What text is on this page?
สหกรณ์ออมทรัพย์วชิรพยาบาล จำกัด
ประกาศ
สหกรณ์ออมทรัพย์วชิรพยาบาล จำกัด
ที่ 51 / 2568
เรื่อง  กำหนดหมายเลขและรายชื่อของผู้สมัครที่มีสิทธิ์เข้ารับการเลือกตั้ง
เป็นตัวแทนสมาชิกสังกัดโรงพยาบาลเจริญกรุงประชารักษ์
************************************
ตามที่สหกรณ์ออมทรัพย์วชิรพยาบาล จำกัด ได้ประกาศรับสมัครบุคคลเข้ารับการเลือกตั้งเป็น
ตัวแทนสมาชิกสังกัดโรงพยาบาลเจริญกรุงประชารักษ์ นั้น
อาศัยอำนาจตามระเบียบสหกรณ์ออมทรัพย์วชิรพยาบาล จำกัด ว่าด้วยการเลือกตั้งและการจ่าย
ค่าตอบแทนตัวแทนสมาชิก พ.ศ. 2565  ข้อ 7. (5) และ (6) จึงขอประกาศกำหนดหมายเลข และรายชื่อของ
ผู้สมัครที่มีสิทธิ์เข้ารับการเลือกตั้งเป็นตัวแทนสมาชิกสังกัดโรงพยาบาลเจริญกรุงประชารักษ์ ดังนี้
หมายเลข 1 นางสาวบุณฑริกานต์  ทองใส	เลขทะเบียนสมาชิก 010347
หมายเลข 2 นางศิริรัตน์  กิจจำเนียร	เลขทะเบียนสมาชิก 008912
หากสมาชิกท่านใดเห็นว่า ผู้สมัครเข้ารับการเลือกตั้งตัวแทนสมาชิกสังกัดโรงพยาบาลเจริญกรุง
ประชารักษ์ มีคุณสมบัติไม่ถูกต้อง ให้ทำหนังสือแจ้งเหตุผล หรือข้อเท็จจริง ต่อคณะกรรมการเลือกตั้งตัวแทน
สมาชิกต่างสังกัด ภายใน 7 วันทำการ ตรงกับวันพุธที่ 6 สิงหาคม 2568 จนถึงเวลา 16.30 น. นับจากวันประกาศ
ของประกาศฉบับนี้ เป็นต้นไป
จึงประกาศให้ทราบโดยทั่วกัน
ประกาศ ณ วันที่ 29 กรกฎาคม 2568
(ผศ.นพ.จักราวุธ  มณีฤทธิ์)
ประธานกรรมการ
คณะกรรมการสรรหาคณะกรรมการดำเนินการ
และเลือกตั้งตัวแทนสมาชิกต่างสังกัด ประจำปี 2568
==================================================
▶ _Stated task_
Find the string "ออมทร" in the listing and return every line that holds it.

▶ _Reply_
สหกรณ์ออมทรัพย์วชิรพยาบาล จำกัด
สหกรณ์ออมทรัพย์วชิรพยาบาล จำกัด
ตามที่สหกรณ์ออมทรัพย์วชิรพยาบาล จำกัด ได้ประกาศรับสมัครบุคคลเข้ารับการเลือกตั้งเป็น
อาศัยอำนาจตามระเบียบสหกรณ์ออมทรัพย์วชิรพยาบาล จำกัด ว่าด้วยการเลือกตั้งและการจ่าย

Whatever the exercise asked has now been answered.